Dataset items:
───

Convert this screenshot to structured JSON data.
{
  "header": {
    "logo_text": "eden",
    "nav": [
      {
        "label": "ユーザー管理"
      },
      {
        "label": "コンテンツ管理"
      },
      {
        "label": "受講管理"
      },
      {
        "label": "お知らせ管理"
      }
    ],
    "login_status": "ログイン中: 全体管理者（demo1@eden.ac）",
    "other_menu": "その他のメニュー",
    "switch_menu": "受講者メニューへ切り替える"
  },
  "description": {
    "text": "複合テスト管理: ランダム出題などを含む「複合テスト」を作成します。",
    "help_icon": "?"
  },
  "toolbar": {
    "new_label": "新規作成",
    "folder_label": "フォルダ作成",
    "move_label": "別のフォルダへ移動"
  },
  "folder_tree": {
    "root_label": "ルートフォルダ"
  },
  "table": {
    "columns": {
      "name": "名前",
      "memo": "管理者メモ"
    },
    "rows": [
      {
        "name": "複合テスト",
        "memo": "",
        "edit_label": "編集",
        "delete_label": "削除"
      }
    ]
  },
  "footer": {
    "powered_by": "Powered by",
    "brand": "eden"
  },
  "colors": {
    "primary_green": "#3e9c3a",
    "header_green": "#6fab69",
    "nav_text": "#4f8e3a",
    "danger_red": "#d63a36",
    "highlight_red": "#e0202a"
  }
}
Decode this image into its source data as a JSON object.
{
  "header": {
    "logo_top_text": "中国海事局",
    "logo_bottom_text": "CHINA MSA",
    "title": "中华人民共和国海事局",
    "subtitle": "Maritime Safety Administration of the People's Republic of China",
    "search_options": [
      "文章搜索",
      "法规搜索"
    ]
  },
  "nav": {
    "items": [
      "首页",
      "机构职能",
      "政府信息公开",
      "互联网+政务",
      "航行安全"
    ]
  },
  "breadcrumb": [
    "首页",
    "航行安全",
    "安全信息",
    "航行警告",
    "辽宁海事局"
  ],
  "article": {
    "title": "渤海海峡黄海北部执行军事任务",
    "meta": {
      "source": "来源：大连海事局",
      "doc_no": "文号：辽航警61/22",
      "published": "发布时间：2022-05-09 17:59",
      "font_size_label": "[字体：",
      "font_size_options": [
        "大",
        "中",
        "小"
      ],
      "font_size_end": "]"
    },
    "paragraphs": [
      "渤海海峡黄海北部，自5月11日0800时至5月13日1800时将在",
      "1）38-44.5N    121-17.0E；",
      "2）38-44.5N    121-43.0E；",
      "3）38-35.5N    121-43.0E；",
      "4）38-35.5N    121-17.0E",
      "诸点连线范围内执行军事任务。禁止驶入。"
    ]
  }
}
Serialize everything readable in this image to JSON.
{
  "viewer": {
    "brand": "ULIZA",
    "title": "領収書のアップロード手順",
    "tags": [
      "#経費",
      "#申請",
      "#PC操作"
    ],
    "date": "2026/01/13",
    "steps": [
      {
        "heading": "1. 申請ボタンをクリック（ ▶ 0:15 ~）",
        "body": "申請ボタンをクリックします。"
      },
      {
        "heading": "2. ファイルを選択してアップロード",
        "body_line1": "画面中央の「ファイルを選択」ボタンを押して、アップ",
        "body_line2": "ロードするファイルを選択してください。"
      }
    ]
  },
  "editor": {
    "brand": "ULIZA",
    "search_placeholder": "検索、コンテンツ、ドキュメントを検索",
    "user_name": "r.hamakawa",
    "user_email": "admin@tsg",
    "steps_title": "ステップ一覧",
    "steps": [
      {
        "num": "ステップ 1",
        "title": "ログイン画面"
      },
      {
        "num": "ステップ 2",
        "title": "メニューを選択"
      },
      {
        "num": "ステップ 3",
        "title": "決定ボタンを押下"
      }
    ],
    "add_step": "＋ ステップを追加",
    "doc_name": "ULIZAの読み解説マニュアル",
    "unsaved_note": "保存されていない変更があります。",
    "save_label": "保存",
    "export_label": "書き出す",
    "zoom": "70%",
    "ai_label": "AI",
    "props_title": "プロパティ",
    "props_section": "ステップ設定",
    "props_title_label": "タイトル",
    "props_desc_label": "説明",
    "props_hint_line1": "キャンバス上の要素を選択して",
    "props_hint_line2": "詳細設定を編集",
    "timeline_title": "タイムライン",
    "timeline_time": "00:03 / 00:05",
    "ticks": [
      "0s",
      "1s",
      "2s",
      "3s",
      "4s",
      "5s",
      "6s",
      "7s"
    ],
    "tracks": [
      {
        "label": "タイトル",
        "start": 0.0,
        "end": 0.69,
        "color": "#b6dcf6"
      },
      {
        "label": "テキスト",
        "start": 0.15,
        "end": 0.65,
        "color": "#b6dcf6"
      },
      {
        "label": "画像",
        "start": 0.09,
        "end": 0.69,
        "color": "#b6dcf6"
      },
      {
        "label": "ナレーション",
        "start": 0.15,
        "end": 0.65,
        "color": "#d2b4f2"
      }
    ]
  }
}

───

**WHAT YOU SHOULD DO**
Extract the data exactly as given.

**CORRECT RESULT**
Convert this screenshot to structured JSON data.
{
  "header": {
    "logo_text": "eden",
    "nav": [
      {
        "label": "ユーザー管理"
      },
      {
        "label": "コンテンツ管理"
      },
      {
        "label": "受講管理"
      },
      {
        "label": "お知らせ管理"
      }
    ],
    "login_status": "ログイン中: 全体管理者（demo1@eden.ac）",
    "other_menu": "その他のメニュー",
    "switch_menu": "受講者メニューへ切り替える"
  },
  "description": {
    "text": "複合テスト管理: ランダム出題などを含む「複合テスト」を作成します。",
    "help_icon": "?"
  },
  "toolbar": {
    "new_label": "新規作成",
    "folder_label": "フォルダ作成",
    "move_label": "別のフォルダへ移動"
  },
  "folder_tree": {
    "root_label": "ルートフォルダ"
  },
  "table": {
    "columns": {
      "name": "名前",
      "memo": "管理者メモ"
    },
    "rows": [
      {
        "name": "複合テスト",
        "memo": "",
        "edit_label": "編集",
        "delete_label": "削除"
      }
    ]
  },
  "footer": {
    "powered_by": "Powered by",
    "brand": "eden"
  },
  "colors": {
    "primary_green": "#3e9c3a",
    "header_green": "#6fab69",
    "nav_text": "#4f8e3a",
    "danger_red": "#d63a36",
    "highlight_red": "#e0202a"
  }
}
Decode this image into its source data as a JSON object.
{
  "header": {
    "logo_top_text": "中国海事局",
    "logo_bottom_text": "CHINA MSA",
    "title": "中华人民共和国海事局",
    "subtitle": "Maritime Safety Administration of the People's Republic of China",
    "search_options": [
      "文章搜索",
      "法规搜索"
    ]
  },
  "nav": {
    "items": [
      "首页",
      "机构职能",
      "政府信息公开",
      "互联网+政务",
      "航行安全"
    ]
  },
  "breadcrumb": [
    "首页",
    "航行安全",
    "安全信息",
    "航行警告",
    "辽宁海事局"
  ],
  "article": {
    "title": "渤海海峡黄海北部执行军事任务",
    "meta": {
      "source": "来源：大连海事局",
      "doc_no": "文号：辽航警61/22",
      "published": "发布时间：2022-05-09 17:59",
      "font_size_label": "[字体：",
      "font_size_options": [
        "大",
        "中",
        "小"
      ],
      "font_size_end": "]"
    },
    "paragraphs": [
      "渤海海峡黄海北部，自5月11日0800时至5月13日1800时将在",
      "1）38-44.5N    121-17.0E；",
      "2）38-44.5N    121-43.0E；",
      "3）38-35.5N    121-43.0E；",
      "4）38-35.5N    121-17.0E",
      "诸点连线范围内执行军事任务。禁止驶入。"
    ]
  }
}
Serialize everything readable in this image to JSON.
{
  "viewer": {
    "brand": "ULIZA",
    "title": "領収書のアップロード手順",
    "tags": [
      "#経費",
      "#申請",
      "#PC操作"
    ],
    "date": "2026/01/13",
    "steps": [
      {
        "heading": "1. 申請ボタンをクリック（ ▶ 0:15 ~）",
        "body": "申請ボタンをクリックします。"
      },
      {
        "heading": "2. ファイルを選択してアップロード",
        "body_line1": "画面中央の「ファイルを選択」ボタンを押して、アップ",
        "body_line2": "ロードするファイルを選択してください。"
      }
    ]
  },
  "editor": {
    "brand": "ULIZA",
    "search_placeholder": "検索、コンテンツ、ドキュメントを検索",
    "user_name": "r.hamakawa",
    "user_email": "admin@tsg",
    "steps_title": "ステップ一覧",
    "steps": [
      {
        "num": "ステップ 1",
        "title": "ログイン画面"
      },
      {
        "num": "ステップ 2",
        "title": "メニューを選択"
      },
      {
        "num": "ステップ 3",
        "title": "決定ボタンを押下"
      }
    ],
    "add_step": "＋ ステップを追加",
    "doc_name": "ULIZAの読み解説マニュアル",
    "unsaved_note": "保存されていない変更があります。",
    "save_label": "保存",
    "export_label": "書き出す",
    "zoom": "70%",
    "ai_label": "AI",
    "props_title": "プロパティ",
    "props_section": "ステップ設定",
    "props_title_label": "タイトル",
    "props_desc_label": "説明",
    "props_hint_line1": "キャンバス上の要素を選択して",
    "props_hint_line2": "詳細設定を編集",
    "timeline_title": "タイムライン",
    "timeline_time": "00:03 / 00:05",
    "ticks": [
      "0s",
      "1s",
      "2s",
      "3s",
      "4s",
      "5s",
      "6s",
      "7s"
    ],
    "tracks": [
      {
        "label": "タイトル",
        "start": 0.0,
        "end": 0.69,
        "color": "#b6dcf6"
      },
      {
        "label": "テキスト",
        "start": 0.15,
        "end": 0.65,
        "color": "#b6dcf6"
      },
      {
        "label": "画像",
        "start": 0.09,
        "end": 0.69,
        "color": "#b6dcf6"
      },
      {
        "label": "ナレーション",
        "start": 0.15,
        "end": 0.65,
        "color": "#d2b4f2"
      }
    ]
  }
}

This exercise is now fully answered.